■ TASK STATEMENT
Identify the lines that contain the string "therapy" and copy all of them.

= = = = = = =

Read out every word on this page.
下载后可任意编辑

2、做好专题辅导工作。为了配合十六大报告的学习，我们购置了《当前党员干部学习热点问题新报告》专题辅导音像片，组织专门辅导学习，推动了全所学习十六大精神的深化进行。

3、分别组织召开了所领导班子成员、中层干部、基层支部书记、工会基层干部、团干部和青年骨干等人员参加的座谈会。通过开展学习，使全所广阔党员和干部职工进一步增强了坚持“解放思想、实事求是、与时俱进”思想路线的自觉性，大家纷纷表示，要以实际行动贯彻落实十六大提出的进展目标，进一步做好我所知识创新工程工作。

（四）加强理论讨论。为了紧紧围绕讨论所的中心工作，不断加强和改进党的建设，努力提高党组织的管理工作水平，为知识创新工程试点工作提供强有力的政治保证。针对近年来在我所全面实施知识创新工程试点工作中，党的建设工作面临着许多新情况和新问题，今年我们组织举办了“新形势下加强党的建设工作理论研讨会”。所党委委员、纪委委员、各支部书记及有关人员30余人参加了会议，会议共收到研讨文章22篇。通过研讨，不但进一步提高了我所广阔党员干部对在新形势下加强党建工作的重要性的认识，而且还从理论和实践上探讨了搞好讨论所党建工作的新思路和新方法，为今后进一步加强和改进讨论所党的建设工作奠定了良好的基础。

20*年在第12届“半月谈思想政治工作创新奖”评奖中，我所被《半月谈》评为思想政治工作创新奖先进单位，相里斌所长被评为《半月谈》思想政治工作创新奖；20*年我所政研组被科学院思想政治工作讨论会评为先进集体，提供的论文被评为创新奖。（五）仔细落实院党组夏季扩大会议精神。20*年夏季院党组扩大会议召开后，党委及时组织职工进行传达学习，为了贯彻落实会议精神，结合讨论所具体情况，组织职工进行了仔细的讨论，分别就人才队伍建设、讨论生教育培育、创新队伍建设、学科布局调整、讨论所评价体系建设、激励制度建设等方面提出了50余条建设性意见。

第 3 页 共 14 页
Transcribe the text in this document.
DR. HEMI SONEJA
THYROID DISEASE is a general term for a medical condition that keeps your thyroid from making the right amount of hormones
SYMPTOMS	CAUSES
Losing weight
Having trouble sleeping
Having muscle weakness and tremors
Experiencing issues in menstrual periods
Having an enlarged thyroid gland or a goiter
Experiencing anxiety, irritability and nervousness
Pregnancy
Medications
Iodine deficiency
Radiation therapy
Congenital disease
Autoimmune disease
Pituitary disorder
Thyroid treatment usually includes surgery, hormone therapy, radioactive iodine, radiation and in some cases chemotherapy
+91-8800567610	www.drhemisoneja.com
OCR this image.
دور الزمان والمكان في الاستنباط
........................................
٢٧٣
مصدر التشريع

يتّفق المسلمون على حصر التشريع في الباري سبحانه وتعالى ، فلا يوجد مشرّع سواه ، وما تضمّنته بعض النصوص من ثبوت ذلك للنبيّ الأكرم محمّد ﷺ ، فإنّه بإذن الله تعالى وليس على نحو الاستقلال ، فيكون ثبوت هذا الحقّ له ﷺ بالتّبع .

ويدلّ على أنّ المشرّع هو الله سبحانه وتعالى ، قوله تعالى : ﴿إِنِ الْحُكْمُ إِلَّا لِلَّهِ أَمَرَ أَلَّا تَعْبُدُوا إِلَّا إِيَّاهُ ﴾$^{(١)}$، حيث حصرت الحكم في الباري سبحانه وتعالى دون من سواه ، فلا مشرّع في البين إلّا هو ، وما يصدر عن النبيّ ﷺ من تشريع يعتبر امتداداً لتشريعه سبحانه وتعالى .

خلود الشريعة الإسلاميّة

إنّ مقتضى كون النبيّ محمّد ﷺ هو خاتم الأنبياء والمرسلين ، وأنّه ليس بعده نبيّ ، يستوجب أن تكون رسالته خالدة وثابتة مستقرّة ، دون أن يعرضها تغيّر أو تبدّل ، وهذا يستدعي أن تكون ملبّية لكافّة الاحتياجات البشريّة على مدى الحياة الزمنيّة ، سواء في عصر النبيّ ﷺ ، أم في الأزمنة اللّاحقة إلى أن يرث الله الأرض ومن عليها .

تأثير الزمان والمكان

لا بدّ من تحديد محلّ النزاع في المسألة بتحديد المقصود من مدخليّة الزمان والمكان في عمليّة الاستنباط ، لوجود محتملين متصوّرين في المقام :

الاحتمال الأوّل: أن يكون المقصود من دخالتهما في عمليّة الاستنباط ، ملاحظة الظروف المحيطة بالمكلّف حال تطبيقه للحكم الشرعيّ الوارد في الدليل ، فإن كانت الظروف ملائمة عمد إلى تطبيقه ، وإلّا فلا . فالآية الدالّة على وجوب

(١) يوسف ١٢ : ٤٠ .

= = = = = = =

■ ANSWER TO THIS TASK
Radiation therapy
Thyroid treatment usually includes surgery, hormone therapy, radioactive iodine, radiation and in some cases chemotherapy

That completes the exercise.